* Problem to work on
Format the lines of the entries below, from the first line through the line containing "action-toolbar: ⤓ 下载", as a JSON list of strings with one string per line and blank lines omitted.

Stored entries:
▼▼▼
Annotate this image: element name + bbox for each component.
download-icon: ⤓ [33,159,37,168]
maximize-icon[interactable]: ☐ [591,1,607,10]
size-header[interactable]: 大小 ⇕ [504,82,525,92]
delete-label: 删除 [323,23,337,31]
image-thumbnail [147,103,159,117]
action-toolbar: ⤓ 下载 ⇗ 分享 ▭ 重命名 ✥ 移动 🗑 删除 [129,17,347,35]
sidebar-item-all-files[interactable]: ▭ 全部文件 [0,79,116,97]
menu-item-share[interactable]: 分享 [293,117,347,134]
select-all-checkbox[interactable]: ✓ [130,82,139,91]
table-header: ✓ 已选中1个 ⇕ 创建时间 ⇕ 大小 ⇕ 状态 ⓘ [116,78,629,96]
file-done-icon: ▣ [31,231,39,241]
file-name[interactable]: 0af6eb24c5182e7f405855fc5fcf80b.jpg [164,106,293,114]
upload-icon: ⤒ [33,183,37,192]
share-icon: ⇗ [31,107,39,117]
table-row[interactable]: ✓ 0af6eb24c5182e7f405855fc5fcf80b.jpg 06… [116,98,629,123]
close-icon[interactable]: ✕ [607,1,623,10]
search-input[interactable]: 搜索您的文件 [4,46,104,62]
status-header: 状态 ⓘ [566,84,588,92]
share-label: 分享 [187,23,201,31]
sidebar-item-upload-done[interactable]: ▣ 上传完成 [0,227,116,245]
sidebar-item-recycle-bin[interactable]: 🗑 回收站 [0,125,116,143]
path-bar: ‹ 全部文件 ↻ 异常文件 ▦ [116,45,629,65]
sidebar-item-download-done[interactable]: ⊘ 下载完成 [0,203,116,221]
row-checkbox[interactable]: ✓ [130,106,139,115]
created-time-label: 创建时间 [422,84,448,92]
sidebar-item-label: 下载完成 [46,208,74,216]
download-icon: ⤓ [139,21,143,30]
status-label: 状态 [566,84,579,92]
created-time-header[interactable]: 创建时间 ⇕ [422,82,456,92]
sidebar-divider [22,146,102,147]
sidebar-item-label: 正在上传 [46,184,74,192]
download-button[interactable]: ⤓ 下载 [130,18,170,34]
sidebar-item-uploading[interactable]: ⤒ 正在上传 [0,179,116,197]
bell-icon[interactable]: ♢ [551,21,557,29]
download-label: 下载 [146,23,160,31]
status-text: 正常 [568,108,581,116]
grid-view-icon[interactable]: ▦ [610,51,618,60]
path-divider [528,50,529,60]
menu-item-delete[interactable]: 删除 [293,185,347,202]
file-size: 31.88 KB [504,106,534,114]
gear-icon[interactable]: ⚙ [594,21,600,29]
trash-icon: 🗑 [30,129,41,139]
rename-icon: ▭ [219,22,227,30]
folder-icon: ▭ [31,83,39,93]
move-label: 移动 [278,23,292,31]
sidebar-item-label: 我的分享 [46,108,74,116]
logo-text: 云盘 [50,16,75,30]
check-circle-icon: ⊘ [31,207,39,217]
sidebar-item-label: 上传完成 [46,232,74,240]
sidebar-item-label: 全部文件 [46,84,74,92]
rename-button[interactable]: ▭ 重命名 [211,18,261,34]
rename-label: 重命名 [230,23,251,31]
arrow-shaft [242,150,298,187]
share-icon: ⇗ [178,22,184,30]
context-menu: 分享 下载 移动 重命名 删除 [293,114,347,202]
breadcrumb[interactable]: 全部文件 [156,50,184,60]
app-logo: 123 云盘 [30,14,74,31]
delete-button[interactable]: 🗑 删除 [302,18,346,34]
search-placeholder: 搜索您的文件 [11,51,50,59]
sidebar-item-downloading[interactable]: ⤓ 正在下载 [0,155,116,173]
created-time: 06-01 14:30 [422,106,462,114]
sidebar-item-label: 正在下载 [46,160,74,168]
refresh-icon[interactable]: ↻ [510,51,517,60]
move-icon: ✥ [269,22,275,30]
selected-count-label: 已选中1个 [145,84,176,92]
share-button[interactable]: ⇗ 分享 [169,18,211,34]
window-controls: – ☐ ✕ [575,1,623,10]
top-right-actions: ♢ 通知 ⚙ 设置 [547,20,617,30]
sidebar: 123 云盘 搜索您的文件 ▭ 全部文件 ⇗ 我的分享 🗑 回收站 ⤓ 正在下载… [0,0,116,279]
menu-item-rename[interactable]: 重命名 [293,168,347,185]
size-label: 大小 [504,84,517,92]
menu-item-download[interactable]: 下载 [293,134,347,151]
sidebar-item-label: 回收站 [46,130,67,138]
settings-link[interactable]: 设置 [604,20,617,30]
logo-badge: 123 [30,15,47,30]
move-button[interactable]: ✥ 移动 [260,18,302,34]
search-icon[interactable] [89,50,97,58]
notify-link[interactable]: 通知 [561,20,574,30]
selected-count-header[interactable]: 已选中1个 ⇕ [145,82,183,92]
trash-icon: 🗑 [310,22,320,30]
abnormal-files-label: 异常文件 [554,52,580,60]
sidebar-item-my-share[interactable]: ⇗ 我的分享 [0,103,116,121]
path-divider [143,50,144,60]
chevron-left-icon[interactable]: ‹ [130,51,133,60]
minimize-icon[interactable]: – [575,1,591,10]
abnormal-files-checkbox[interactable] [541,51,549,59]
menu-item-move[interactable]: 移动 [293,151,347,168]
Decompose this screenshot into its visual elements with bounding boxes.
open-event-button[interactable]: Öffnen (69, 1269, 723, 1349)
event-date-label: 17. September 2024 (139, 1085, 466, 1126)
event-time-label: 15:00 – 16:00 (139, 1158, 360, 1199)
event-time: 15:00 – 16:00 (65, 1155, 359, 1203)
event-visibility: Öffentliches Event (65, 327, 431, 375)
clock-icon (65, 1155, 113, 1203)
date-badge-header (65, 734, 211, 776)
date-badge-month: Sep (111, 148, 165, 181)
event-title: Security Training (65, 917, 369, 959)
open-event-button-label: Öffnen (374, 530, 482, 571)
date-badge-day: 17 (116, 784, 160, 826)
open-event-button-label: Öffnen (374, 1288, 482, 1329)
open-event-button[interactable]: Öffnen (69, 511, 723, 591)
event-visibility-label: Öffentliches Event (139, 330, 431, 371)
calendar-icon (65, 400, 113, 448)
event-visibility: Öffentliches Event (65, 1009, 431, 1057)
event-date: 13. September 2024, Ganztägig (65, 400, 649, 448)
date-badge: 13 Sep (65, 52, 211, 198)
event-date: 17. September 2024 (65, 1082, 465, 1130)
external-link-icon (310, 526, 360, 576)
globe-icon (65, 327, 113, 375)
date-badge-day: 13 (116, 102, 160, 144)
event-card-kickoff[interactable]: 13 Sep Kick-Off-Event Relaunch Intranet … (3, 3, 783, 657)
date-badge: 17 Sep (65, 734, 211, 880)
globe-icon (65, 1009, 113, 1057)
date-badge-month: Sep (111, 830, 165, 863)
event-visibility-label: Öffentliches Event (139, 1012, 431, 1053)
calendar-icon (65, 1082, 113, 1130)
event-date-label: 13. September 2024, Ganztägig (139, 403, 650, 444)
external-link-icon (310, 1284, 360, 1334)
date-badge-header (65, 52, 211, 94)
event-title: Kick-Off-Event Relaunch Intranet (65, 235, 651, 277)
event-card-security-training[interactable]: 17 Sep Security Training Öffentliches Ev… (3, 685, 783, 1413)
▲▲▲
* Output below
[
  "Annotate this image: element name + bbox for each component.",
  "download-icon: ⤓ [33,159,37,168]",
  "maximize-icon[interactable]: ☐ [591,1,607,10]",
  "size-header[interactable]: 大小 ⇕ [504,82,525,92]",
  "delete-label: 删除 [323,23,337,31]",
  "image-thumbnail [147,103,159,117]",
  "action-toolbar: ⤓ 下载 ⇗ 分享 ▭ 重命名 ✥ 移动 🗑 删除 [129,17,347,35]"
]